Work to do: Locate all lines in the data below that hold "title" and show them.

[Start]

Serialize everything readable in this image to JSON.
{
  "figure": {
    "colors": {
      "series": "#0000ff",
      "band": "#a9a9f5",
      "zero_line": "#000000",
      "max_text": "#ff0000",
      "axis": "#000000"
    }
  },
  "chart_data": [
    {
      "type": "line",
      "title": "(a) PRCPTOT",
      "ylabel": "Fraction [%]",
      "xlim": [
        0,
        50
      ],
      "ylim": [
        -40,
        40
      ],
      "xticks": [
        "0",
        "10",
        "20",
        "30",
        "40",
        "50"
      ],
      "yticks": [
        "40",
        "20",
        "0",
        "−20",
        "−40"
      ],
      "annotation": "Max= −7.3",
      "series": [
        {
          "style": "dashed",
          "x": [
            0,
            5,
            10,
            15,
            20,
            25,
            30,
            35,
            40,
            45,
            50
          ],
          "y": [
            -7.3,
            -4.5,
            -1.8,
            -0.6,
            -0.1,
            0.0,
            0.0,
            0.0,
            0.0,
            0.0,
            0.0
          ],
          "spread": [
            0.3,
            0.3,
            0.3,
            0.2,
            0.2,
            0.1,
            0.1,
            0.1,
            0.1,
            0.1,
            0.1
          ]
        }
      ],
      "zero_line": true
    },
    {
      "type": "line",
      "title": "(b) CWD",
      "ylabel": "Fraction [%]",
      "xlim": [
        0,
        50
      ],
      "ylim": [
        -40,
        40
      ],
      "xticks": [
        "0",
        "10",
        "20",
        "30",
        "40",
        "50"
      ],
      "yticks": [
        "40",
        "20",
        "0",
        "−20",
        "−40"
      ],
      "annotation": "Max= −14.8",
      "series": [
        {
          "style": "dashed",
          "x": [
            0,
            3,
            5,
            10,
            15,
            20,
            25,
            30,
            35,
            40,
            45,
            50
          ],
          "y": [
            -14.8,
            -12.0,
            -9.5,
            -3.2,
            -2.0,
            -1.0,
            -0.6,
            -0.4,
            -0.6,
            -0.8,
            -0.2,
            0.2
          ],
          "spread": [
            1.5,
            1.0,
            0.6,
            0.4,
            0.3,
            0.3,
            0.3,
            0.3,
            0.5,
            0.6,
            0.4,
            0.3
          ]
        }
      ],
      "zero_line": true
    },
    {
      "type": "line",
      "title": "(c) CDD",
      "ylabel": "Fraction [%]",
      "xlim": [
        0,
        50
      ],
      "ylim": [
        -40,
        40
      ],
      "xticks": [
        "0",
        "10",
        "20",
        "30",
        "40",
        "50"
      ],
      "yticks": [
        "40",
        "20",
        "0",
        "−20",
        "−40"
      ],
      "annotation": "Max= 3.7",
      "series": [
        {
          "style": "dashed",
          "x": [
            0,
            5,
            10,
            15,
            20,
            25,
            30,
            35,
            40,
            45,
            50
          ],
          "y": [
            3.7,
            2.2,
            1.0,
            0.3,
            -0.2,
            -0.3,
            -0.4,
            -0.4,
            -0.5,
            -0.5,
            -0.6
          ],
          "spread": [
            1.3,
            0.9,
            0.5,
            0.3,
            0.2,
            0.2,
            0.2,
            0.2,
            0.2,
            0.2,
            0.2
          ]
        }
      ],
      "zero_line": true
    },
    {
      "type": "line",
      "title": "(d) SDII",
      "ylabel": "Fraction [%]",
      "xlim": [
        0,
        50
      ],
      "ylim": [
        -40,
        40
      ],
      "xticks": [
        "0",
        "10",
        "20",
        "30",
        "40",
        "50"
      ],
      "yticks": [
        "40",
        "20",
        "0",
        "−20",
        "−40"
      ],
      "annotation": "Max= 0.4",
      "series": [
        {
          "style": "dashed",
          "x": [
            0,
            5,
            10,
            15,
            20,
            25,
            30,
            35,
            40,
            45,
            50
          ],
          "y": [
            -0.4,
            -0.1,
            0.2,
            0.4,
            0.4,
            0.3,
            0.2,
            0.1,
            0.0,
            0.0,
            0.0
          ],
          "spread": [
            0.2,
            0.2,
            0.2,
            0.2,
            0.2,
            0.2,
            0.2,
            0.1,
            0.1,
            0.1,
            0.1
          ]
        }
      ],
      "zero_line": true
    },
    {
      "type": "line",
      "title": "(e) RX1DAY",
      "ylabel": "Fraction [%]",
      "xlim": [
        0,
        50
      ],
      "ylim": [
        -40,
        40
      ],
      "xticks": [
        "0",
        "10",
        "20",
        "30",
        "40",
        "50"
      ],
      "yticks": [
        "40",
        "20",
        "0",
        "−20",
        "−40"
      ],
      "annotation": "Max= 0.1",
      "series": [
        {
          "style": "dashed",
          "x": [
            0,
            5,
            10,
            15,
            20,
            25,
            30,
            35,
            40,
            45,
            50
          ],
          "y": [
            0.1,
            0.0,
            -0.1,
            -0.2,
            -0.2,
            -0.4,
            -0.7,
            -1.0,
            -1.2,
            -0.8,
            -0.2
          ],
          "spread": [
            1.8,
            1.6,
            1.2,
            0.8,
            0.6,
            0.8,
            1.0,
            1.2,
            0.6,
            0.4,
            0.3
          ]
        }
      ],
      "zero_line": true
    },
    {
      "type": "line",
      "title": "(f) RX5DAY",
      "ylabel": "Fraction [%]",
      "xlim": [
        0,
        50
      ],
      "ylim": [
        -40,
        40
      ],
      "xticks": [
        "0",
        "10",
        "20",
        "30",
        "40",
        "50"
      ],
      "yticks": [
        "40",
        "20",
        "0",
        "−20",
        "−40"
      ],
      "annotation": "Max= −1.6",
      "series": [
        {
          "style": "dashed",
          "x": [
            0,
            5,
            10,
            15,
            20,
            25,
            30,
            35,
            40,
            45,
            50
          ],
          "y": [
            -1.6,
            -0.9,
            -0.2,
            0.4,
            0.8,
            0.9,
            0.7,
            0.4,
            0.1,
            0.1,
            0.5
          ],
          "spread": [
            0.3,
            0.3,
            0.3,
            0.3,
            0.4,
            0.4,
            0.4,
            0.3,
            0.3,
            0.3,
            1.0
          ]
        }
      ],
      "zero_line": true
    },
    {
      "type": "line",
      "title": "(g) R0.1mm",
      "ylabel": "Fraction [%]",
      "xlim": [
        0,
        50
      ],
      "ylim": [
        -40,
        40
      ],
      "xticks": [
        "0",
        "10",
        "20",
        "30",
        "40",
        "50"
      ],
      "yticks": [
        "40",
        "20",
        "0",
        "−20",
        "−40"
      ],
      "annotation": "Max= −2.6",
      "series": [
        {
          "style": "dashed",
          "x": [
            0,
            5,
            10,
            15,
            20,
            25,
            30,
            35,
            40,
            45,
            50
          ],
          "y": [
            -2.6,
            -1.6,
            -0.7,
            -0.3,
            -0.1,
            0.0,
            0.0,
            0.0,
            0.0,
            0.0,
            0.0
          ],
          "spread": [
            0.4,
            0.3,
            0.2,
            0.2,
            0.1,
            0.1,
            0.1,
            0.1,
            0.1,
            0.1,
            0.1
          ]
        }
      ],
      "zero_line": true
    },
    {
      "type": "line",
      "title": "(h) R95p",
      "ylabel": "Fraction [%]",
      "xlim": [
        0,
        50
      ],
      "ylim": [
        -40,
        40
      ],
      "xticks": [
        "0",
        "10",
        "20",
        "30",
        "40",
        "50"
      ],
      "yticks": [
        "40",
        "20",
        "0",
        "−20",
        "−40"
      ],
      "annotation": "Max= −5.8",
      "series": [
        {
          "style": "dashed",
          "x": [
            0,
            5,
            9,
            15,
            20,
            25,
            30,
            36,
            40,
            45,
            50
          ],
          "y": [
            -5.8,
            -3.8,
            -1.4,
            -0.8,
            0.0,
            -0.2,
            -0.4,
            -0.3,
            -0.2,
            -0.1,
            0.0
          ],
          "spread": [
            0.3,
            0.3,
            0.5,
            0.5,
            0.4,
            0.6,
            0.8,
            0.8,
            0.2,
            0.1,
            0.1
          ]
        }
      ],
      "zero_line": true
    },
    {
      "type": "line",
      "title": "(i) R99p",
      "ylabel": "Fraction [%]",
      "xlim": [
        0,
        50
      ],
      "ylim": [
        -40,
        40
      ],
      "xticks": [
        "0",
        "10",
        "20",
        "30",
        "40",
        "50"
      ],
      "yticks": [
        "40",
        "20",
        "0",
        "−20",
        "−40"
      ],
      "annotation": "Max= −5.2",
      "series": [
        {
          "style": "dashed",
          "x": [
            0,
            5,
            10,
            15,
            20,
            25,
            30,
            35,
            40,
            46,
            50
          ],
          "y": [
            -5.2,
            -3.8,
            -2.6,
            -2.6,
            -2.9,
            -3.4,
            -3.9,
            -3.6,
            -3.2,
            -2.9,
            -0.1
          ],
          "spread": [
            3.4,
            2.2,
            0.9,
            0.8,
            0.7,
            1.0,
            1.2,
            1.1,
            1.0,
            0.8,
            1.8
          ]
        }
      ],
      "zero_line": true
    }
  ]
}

[End]

Solved problem:
      "title": "(a) PRCPTOT",
      "title": "(b) CWD",
      "title": "(c) CDD",
      "title": "(d) SDII",
      "title": "(e) RX1DAY",
      "title": "(f) RX5DAY",
      "title": "(g) R0.1mm",
      "title": "(h) R95p",
      "title": "(i) R99p",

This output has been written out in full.